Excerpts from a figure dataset
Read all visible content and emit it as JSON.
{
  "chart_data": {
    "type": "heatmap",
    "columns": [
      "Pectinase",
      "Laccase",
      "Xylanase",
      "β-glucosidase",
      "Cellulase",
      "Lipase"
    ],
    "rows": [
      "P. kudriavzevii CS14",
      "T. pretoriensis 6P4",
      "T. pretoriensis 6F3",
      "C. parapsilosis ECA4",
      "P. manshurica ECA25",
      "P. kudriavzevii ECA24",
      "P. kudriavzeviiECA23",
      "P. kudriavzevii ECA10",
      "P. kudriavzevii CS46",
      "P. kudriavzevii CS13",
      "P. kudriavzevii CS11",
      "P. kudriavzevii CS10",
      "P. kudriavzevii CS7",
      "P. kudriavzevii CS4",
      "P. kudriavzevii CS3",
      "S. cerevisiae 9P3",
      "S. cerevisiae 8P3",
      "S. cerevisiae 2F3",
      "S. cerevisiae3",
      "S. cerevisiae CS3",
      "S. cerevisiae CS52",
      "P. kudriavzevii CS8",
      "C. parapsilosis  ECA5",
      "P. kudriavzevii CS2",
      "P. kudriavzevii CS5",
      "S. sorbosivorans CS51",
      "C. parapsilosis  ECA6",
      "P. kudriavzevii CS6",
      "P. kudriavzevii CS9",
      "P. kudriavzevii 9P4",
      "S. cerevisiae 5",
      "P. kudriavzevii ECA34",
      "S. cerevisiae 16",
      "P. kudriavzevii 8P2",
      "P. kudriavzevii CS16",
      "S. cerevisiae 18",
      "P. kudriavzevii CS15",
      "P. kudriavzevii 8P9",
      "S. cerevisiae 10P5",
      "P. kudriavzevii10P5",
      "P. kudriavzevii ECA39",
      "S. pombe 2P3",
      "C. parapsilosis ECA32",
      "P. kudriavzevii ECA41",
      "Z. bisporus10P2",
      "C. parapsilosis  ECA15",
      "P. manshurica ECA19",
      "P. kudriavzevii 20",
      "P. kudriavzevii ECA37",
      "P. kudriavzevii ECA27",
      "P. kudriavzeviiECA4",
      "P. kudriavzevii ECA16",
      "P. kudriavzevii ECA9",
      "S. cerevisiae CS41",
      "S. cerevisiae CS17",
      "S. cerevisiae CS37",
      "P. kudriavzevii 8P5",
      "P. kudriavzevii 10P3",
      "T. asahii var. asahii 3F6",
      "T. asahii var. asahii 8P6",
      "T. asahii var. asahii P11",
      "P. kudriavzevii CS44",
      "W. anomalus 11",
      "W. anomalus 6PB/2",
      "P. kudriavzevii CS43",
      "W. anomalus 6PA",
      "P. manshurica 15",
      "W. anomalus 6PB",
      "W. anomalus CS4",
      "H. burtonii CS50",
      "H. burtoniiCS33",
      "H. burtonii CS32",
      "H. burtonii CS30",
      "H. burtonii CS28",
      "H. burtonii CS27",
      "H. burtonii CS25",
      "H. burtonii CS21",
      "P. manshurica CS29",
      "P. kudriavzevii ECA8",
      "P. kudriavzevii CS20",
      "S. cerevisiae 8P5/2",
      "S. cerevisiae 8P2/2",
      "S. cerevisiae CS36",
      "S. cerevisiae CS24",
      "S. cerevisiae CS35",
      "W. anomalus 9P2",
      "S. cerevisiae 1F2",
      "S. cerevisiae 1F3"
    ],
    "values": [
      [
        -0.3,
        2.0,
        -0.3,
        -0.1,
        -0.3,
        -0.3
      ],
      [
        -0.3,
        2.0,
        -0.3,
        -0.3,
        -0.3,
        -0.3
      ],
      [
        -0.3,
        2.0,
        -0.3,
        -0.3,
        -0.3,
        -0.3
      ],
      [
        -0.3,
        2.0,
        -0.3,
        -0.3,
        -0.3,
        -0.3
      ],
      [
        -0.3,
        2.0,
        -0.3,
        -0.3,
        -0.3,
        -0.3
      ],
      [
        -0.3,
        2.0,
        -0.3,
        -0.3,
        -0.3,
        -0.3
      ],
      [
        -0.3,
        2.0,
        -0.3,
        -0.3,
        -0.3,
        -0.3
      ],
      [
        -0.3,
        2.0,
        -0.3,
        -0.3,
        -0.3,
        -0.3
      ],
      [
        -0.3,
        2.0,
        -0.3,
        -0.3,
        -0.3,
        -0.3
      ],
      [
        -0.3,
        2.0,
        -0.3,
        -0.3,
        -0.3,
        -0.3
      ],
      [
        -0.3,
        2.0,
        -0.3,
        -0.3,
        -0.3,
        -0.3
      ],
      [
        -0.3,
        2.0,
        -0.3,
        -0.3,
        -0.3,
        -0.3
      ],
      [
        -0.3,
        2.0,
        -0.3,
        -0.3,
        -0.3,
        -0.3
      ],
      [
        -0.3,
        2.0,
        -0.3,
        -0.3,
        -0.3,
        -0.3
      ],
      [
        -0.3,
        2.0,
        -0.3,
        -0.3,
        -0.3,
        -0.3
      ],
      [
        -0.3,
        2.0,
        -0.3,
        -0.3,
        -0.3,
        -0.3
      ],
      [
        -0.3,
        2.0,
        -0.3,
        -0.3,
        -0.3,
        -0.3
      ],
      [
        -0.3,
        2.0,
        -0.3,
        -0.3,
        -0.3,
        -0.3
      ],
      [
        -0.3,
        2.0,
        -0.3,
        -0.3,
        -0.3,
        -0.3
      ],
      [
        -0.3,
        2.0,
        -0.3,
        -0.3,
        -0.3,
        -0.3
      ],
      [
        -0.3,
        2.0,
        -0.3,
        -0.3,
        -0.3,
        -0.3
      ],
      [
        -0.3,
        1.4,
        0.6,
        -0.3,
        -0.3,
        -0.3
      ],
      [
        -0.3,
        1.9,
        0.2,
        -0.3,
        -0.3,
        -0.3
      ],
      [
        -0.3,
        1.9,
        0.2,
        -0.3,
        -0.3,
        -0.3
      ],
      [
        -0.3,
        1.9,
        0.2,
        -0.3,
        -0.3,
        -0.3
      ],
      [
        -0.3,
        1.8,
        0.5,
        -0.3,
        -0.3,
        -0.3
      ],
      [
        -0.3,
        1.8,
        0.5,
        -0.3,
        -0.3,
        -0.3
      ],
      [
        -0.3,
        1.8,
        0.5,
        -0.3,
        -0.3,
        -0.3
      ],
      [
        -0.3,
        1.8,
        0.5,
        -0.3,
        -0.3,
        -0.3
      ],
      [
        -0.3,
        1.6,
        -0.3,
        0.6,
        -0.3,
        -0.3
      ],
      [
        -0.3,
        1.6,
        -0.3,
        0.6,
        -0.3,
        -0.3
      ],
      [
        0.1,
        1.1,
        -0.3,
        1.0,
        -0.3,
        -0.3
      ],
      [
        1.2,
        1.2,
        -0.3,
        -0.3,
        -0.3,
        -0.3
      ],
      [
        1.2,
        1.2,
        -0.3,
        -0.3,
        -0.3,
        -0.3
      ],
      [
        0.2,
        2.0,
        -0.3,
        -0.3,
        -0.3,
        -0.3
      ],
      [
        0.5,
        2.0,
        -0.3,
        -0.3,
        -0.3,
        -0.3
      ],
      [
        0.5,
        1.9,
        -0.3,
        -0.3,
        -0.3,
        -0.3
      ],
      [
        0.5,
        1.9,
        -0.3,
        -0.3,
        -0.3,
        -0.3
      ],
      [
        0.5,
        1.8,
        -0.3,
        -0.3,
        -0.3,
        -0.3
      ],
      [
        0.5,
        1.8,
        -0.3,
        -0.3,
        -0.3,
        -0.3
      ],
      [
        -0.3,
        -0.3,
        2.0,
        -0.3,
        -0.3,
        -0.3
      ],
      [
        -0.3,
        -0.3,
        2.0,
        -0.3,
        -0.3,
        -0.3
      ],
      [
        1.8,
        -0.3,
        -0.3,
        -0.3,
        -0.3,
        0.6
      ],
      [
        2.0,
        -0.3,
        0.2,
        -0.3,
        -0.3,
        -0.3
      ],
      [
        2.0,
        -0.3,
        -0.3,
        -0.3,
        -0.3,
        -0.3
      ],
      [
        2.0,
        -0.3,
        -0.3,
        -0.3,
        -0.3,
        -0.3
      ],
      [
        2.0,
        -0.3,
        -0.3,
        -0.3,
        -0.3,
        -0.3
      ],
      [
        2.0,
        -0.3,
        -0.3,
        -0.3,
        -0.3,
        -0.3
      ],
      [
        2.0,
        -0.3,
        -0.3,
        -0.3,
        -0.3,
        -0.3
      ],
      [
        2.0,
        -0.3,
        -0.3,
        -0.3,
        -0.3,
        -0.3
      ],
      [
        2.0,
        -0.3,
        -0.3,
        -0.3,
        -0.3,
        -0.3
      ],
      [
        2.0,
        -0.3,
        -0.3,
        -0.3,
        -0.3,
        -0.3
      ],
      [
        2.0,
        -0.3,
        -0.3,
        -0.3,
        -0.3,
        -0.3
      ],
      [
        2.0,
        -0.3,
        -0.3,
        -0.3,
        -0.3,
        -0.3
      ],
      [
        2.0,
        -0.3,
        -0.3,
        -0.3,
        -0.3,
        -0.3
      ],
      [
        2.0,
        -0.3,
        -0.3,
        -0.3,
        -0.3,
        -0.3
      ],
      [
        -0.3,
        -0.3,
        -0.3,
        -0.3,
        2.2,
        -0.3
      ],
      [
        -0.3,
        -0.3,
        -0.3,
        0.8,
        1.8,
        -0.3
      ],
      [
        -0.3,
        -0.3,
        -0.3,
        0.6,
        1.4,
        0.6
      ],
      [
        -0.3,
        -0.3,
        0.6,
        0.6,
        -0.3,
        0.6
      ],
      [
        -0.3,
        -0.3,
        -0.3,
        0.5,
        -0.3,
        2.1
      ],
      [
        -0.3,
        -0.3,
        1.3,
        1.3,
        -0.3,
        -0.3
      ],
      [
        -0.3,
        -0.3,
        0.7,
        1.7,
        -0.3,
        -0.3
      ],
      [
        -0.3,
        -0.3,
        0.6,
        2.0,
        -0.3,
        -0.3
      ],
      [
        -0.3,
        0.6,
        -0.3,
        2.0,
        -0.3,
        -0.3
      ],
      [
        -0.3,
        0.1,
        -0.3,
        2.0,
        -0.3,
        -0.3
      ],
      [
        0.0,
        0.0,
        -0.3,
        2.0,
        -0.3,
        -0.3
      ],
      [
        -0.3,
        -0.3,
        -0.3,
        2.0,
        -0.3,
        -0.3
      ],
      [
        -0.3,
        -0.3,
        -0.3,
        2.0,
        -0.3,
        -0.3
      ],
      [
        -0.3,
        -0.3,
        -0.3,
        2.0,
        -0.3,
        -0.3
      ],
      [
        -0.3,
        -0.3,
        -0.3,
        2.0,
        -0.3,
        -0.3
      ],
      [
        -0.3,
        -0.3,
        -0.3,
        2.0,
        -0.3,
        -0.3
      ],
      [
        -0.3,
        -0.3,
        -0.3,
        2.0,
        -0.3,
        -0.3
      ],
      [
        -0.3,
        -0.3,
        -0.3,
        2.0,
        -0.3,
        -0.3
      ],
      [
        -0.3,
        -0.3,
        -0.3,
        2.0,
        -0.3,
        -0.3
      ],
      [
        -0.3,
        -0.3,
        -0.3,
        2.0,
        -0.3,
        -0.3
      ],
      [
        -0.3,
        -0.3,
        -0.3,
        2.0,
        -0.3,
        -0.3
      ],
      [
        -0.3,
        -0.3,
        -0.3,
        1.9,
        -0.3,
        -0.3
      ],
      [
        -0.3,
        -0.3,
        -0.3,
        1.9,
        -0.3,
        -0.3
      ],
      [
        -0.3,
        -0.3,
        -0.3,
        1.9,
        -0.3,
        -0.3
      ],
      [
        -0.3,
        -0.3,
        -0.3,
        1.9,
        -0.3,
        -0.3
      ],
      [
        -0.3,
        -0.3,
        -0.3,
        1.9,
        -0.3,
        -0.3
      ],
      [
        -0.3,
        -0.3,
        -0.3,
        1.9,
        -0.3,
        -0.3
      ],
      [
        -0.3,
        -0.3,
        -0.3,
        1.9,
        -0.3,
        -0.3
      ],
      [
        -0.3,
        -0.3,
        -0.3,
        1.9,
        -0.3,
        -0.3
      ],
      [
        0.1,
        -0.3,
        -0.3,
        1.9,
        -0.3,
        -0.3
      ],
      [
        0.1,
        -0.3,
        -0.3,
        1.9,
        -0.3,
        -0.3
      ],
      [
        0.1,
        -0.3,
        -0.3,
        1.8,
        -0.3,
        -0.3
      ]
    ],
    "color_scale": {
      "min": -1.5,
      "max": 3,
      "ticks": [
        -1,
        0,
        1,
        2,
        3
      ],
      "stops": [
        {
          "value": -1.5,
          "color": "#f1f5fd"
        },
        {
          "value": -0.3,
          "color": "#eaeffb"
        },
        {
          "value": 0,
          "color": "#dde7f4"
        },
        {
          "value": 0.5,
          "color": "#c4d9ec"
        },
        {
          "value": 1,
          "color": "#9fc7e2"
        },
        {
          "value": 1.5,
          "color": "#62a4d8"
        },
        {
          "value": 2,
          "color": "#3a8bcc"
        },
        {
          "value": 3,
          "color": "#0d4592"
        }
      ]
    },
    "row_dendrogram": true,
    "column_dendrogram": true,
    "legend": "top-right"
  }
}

● YOUR INSTRUCTIONS
Copy every line of the listing containing the string "asahii".

● CORRECT RESULT
      "T. asahii var. asahii 3F6",
      "T. asahii var. asahii 8P6",
      "T. asahii var. asahii P11",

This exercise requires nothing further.